--- Record set ---
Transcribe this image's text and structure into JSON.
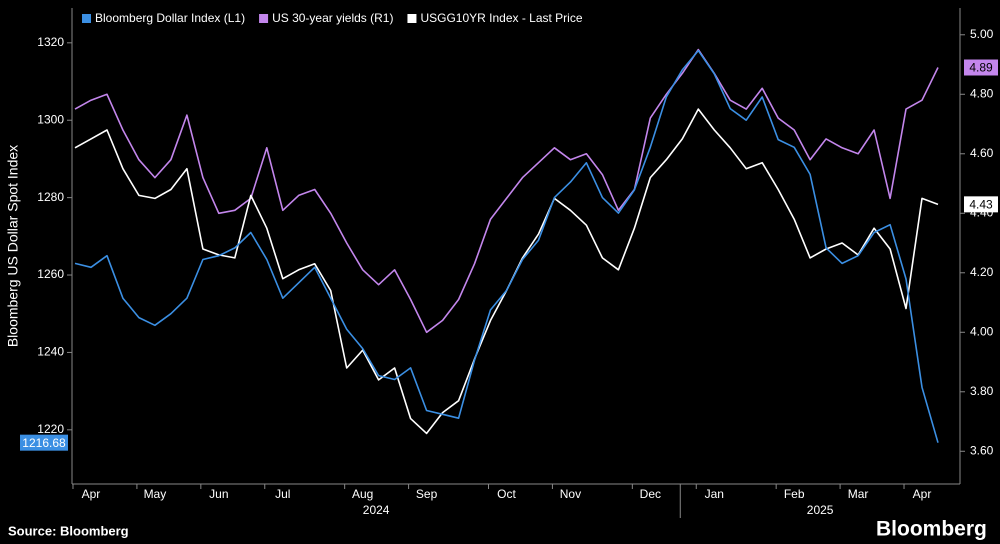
{
  "chart_data": {
    "type": "line",
    "y_label": "Bloomberg US Dollar Spot Index",
    "source": "Source: Bloomberg",
    "brand": "Bloomberg",
    "categories": [
      null,
      "Apr",
      null,
      null,
      null,
      "May",
      null,
      null,
      null,
      "Jun",
      null,
      null,
      null,
      "Jul",
      null,
      null,
      null,
      null,
      "Aug",
      null,
      null,
      null,
      "Sep",
      null,
      null,
      null,
      null,
      "Oct",
      null,
      null,
      null,
      "Nov",
      null,
      null,
      null,
      null,
      "Dec",
      null,
      null,
      null,
      "Jan",
      null,
      null,
      null,
      null,
      "Feb",
      null,
      null,
      null,
      "Mar",
      null,
      null,
      null,
      "Apr",
      null
    ],
    "year_labels": [
      "2024",
      "2025"
    ],
    "ylim": [
      1206,
      1329
    ],
    "yticks": [
      1220,
      1240,
      1260,
      1280,
      1300,
      1320
    ],
    "y2lim": [
      3.49,
      5.09
    ],
    "y2ticks": [
      {
        "value": 3.6,
        "label": "3.60"
      },
      {
        "value": 3.8,
        "label": "3.80"
      },
      {
        "value": 4.0,
        "label": "4.00"
      },
      {
        "value": 4.2,
        "label": "4.20"
      },
      {
        "value": 4.4,
        "label": "4.40"
      },
      {
        "value": 4.6,
        "label": "4.60"
      },
      {
        "value": 4.8,
        "label": "4.80"
      },
      {
        "value": 5.0,
        "label": "5.00"
      }
    ],
    "grid": false,
    "series": [
      {
        "name": "Bloomberg Dollar Index (L1)",
        "color": "#3b8fe3",
        "axis": "y",
        "last_label": "1216.68",
        "values": [
          1263,
          1262,
          1265,
          1254,
          1249,
          1247,
          1250,
          1254,
          1264,
          1265,
          1267,
          1271,
          1264,
          1254,
          1258,
          1262,
          1254,
          1246,
          1241,
          1234,
          1233,
          1236,
          1225,
          1224,
          1223,
          1238,
          1251,
          1256,
          1264,
          1269,
          1280,
          1284,
          1289,
          1280,
          1276,
          1282,
          1293,
          1306,
          1313,
          1318,
          1312,
          1303,
          1300,
          1306,
          1295,
          1293,
          1286,
          1267,
          1263,
          1265,
          1271,
          1273,
          1259,
          1231,
          1216.68
        ]
      },
      {
        "name": "US 30-year yields  (R1)",
        "color": "#c386ec",
        "axis": "y2",
        "last_label": "4.89",
        "values": [
          4.75,
          4.78,
          4.8,
          4.68,
          4.58,
          4.52,
          4.58,
          4.73,
          4.52,
          4.4,
          4.41,
          4.45,
          4.62,
          4.41,
          4.46,
          4.48,
          4.4,
          4.3,
          4.21,
          4.16,
          4.21,
          4.11,
          4.0,
          4.04,
          4.11,
          4.23,
          4.38,
          4.45,
          4.52,
          4.57,
          4.62,
          4.58,
          4.6,
          4.53,
          4.41,
          4.48,
          4.72,
          4.8,
          4.87,
          4.95,
          4.87,
          4.78,
          4.75,
          4.82,
          4.72,
          4.68,
          4.58,
          4.65,
          4.62,
          4.6,
          4.68,
          4.45,
          4.75,
          4.78,
          4.89
        ]
      },
      {
        "name": "USGG10YR Index - Last Price",
        "color": "#ffffff",
        "axis": "y2",
        "last_label": "4.43",
        "values": [
          4.62,
          4.65,
          4.68,
          4.55,
          4.46,
          4.45,
          4.48,
          4.55,
          4.28,
          4.26,
          4.25,
          4.46,
          4.35,
          4.18,
          4.21,
          4.23,
          4.14,
          3.88,
          3.94,
          3.84,
          3.88,
          3.71,
          3.66,
          3.73,
          3.77,
          3.91,
          4.04,
          4.14,
          4.25,
          4.33,
          4.45,
          4.41,
          4.36,
          4.25,
          4.21,
          4.35,
          4.52,
          4.58,
          4.65,
          4.75,
          4.68,
          4.62,
          4.55,
          4.57,
          4.48,
          4.38,
          4.25,
          4.28,
          4.3,
          4.26,
          4.35,
          4.28,
          4.08,
          4.45,
          4.43
        ]
      }
    ]
  }
}
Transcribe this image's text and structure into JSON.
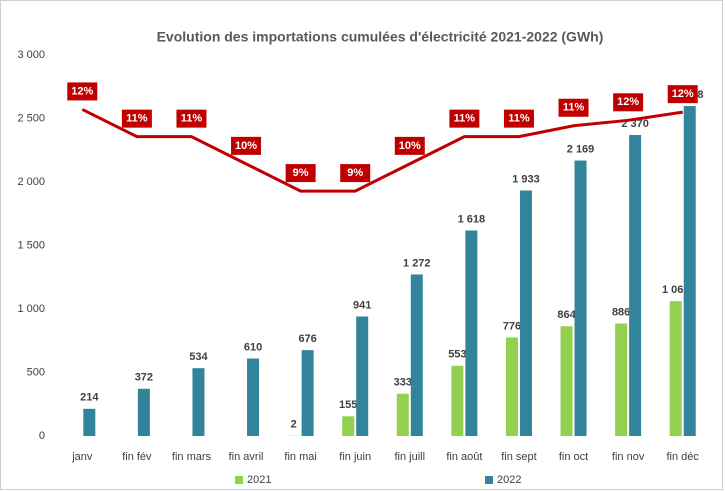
{
  "chart_data": {
    "type": "bar",
    "title": "Evolution des importations cumulées d'électricité 2021-2022 (GWh)",
    "categories": [
      "janv",
      "fin fév",
      "fin mars",
      "fin avril",
      "fin mai",
      "fin juin",
      "fin juill",
      "fin août",
      "fin sept",
      "fin oct",
      "fin nov",
      "fin déc"
    ],
    "series": [
      {
        "name": "2021",
        "color": "#92d050",
        "values": [
          null,
          null,
          null,
          null,
          2,
          155,
          333,
          553,
          776,
          864,
          886,
          1062
        ],
        "value_labels": [
          null,
          null,
          null,
          null,
          "2",
          "155",
          "333",
          "553",
          "776",
          "864",
          "886",
          "1 062"
        ]
      },
      {
        "name": "2022",
        "color": "#31849b",
        "values": [
          214,
          372,
          534,
          610,
          676,
          941,
          1272,
          1618,
          1933,
          2169,
          2370,
          2598
        ],
        "value_labels": [
          "214",
          "372",
          "534",
          "610",
          "676",
          "941",
          "1 272",
          "1 618",
          "1 933",
          "2 169",
          "2 370",
          "2 598"
        ]
      },
      {
        "type": "line",
        "axis": "y2",
        "color": "#c00000",
        "values": [
          12,
          11,
          11,
          10,
          9,
          9,
          10,
          11,
          11,
          11.4,
          11.6,
          11.9
        ],
        "value_labels": [
          "12%",
          "11%",
          "11%",
          "10%",
          "9%",
          "9%",
          "10%",
          "11%",
          "11%",
          "11%",
          "12%",
          "12%"
        ]
      }
    ],
    "ylim": [
      0,
      3000
    ],
    "yticks": [
      0,
      500,
      {
        "value": 1000,
        "label": "1 000"
      },
      {
        "value": 1500,
        "label": "1 500"
      },
      {
        "value": 2000,
        "label": "2 000"
      },
      {
        "value": 2500,
        "label": "2 500"
      },
      {
        "value": 3000,
        "label": "3 000"
      }
    ],
    "y2lim": [
      0,
      14
    ],
    "legend": "bottom"
  }
}
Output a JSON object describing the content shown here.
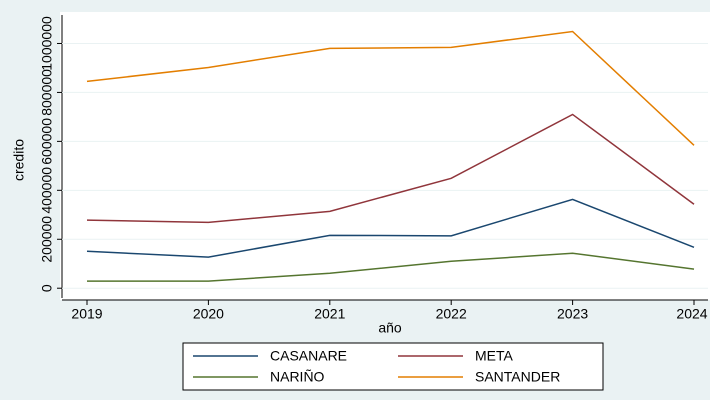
{
  "chart_data": {
    "type": "line",
    "x_label": "año",
    "y_label": "credito",
    "x": [
      2019,
      2020,
      2021,
      2022,
      2023,
      2024
    ],
    "series": [
      {
        "name": "CASANARE",
        "color": "#1a476f",
        "values": [
          151000,
          127000,
          216000,
          214000,
          363000,
          167000
        ]
      },
      {
        "name": "META",
        "color": "#90353b",
        "values": [
          278000,
          269000,
          314000,
          449000,
          710000,
          343000
        ]
      },
      {
        "name": "NARIÑO",
        "color": "#55752f",
        "values": [
          29000,
          29000,
          61000,
          110000,
          143000,
          78000
        ]
      },
      {
        "name": "SANTANDER",
        "color": "#e37e00",
        "values": [
          845000,
          902000,
          980000,
          984000,
          1049000,
          584000
        ]
      }
    ],
    "xlim": [
      2019,
      2024
    ],
    "xticks": [
      2019,
      2020,
      2021,
      2022,
      2023,
      2024
    ],
    "ylim": [
      -40000,
      1100000
    ],
    "yticks": [
      0,
      200000,
      400000,
      600000,
      800000,
      1000000
    ],
    "grid": true,
    "legend": "bottom"
  }
}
---
• _Goal of the exercise_:
In your copy, leave out the pictures and reproduce the material above exactly.

• _Problem solution_:
Transcribe this image's text and structure into JSON.
{
  "chart_data": {
    "type": "line",
    "y_label": "Bloomberg US Dollar Spot Index",
    "source": "Source: Bloomberg",
    "brand": "Bloomberg",
    "categories": [
      null,
      "Apr",
      null,
      null,
      null,
      "May",
      null,
      null,
      null,
      "Jun",
      null,
      null,
      null,
      "Jul",
      null,
      null,
      null,
      null,
      "Aug",
      null,
      null,
      null,
      "Sep",
      null,
      null,
      null,
      null,
      "Oct",
      null,
      null,
      null,
      "Nov",
      null,
      null,
      null,
      null,
      "Dec",
      null,
      null,
      null,
      "Jan",
      null,
      null,
      null,
      null,
      "Feb",
      null,
      null,
      null,
      "Mar",
      null,
      null,
      null,
      "Apr",
      null
    ],
    "year_labels": [
      "2024",
      "2025"
    ],
    "ylim": [
      1206,
      1329
    ],
    "yticks": [
      1220,
      1240,
      1260,
      1280,
      1300,
      1320
    ],
    "y2lim": [
      3.49,
      5.09
    ],
    "y2ticks": [
      {
        "value": 3.6,
        "label": "3.60"
      },
      {
        "value": 3.8,
        "label": "3.80"
      },
      {
        "value": 4.0,
        "label": "4.00"
      },
      {
        "value": 4.2,
        "label": "4.20"
      },
      {
        "value": 4.4,
        "label": "4.40"
      },
      {
        "value": 4.6,
        "label": "4.60"
      },
      {
        "value": 4.8,
        "label": "4.80"
      },
      {
        "value": 5.0,
        "label": "5.00"
      }
    ],
    "grid": false,
    "series": [
      {
        "name": "Bloomberg Dollar Index (L1)",
        "color": "#3b8fe3",
        "axis": "y",
        "last_label": "1216.68",
        "values": [
          1263,
          1262,
          1265,
          1254,
          1249,
          1247,
          1250,
          1254,
          1264,
          1265,
          1267,
          1271,
          1264,
          1254,
          1258,
          1262,
          1254,
          1246,
          1241,
          1234,
          1233,
          1236,
          1225,
          1224,
          1223,
          1238,
          1251,
          1256,
          1264,
          1269,
          1280,
          1284,
          1289,
          1280,
          1276,
          1282,
          1293,
          1306,
          1313,
          1318,
          1312,
          1303,
          1300,
          1306,
          1295,
          1293,
          1286,
          1267,
          1263,
          1265,
          1271,
          1273,
          1259,
          1231,
          1216.68
        ]
      },
      {
        "name": "US 30-year yields  (R1)",
        "color": "#c386ec",
        "axis": "y2",
        "last_label": "4.89",
        "values": [
          4.75,
          4.78,
          4.8,
          4.68,
          4.58,
          4.52,
          4.58,
          4.73,
          4.52,
          4.4,
          4.41,
          4.45,
          4.62,
          4.41,
          4.46,
          4.48,
          4.4,
          4.3,
          4.21,
          4.16,
          4.21,
          4.11,
          4.0,
          4.04,
          4.11,
          4.23,
          4.38,
          4.45,
          4.52,
          4.57,
          4.62,
          4.58,
          4.6,
          4.53,
          4.41,
          4.48,
          4.72,
          4.8,
          4.87,
          4.95,
          4.87,
          4.78,
          4.75,
          4.82,
          4.72,
          4.68,
          4.58,
          4.65,
          4.62,
          4.6,
          4.68,
          4.45,
          4.75,
          4.78,
          4.89
        ]
      },
      {
        "name": "USGG10YR Index - Last Price",
        "color": "#ffffff",
        "axis": "y2",
        "last_label": "4.43",
        "values": [
          4.62,
          4.65,
          4.68,
          4.55,
          4.46,
          4.45,
          4.48,
          4.55,
          4.28,
          4.26,
          4.25,
          4.46,
          4.35,
          4.18,
          4.21,
          4.23,
          4.14,
          3.88,
          3.94,
          3.84,
          3.88,
          3.71,
          3.66,
          3.73,
          3.77,
          3.91,
          4.04,
          4.14,
          4.25,
          4.33,
          4.45,
          4.41,
          4.36,
          4.25,
          4.21,
          4.35,
          4.52,
          4.58,
          4.65,
          4.75,
          4.68,
          4.62,
          4.55,
          4.57,
          4.48,
          4.38,
          4.25,
          4.28,
          4.3,
          4.26,
          4.35,
          4.28,
          4.08,
          4.45,
          4.43
        ]
      }
    ]
  }
}
Transcribe this image's text and structure into JSON.
{
  "chart_data": {
    "type": "bar",
    "title": "Evolution des importations cumulées d'électricité 2021-2022 (GWh)",
    "categories": [
      "janv",
      "fin fév",
      "fin mars",
      "fin avril",
      "fin mai",
      "fin juin",
      "fin juill",
      "fin août",
      "fin sept",
      "fin oct",
      "fin nov",
      "fin déc"
    ],
    "series": [
      {
        "name": "2021",
        "color": "#92d050",
        "values": [
          null,
          null,
          null,
          null,
          2,
          155,
          333,
          553,
          776,
          864,
          886,
          1062
        ],
        "value_labels": [
          null,
          null,
          null,
          null,
          "2",
          "155",
          "333",
          "553",
          "776",
          "864",
          "886",
          "1 062"
        ]
      },
      {
        "name": "2022",
        "color": "#31849b",
        "values": [
          214,
          372,
          534,
          610,
          676,
          941,
          1272,
          1618,
          1933,
          2169,
          2370,
          2598
        ],
        "value_labels": [
          "214",
          "372",
          "534",
          "610",
          "676",
          "941",
          "1 272",
          "1 618",
          "1 933",
          "2 169",
          "2 370",
          "2 598"
        ]
      },
      {
        "type": "line",
        "axis": "y2",
        "color": "#c00000",
        "values": [
          12,
          11,
          11,
          10,
          9,
          9,
          10,
          11,
          11,
          11.4,
          11.6,
          11.9
        ],
        "value_labels": [
          "12%",
          "11%",
          "11%",
          "10%",
          "9%",
          "9%",
          "10%",
          "11%",
          "11%",
          "11%",
          "12%",
          "12%"
        ]
      }
    ],
    "ylim": [
      0,
      3000
    ],
    "yticks": [
      0,
      500,
      {
        "value": 1000,
        "label": "1 000"
      },
      {
        "value": 1500,
        "label": "1 500"
      },
      {
        "value": 2000,
        "label": "2 000"
      },
      {
        "value": 2500,
        "label": "2 500"
      },
      {
        "value": 3000,
        "label": "3 000"
      }
    ],
    "y2lim": [
      0,
      14
    ],
    "legend": "bottom"
  }
}
Output a JSON object describing the content shown here.
{
  "chart_data": {
    "type": "line",
    "x_label": "año",
    "y_label": "credito",
    "x": [
      2019,
      2020,
      2021,
      2022,
      2023,
      2024
    ],
    "series": [
      {
        "name": "CASANARE",
        "color": "#1a476f",
        "values": [
          151000,
          127000,
          216000,
          214000,
          363000,
          167000
        ]
      },
      {
        "name": "META",
        "color": "#90353b",
        "values": [
          278000,
          269000,
          314000,
          449000,
          710000,
          343000
        ]
      },
      {
        "name": "NARIÑO",
        "color": "#55752f",
        "values": [
          29000,
          29000,
          61000,
          110000,
          143000,
          78000
        ]
      },
      {
        "name": "SANTANDER",
        "color": "#e37e00",
        "values": [
          845000,
          902000,
          980000,
          984000,
          1049000,
          584000
        ]
      }
    ],
    "xlim": [
      2019,
      2024
    ],
    "xticks": [
      2019,
      2020,
      2021,
      2022,
      2023,
      2024
    ],
    "ylim": [
      -40000,
      1100000
    ],
    "yticks": [
      0,
      200000,
      400000,
      600000,
      800000,
      1000000
    ],
    "grid": true,
    "legend": "bottom"
  }
}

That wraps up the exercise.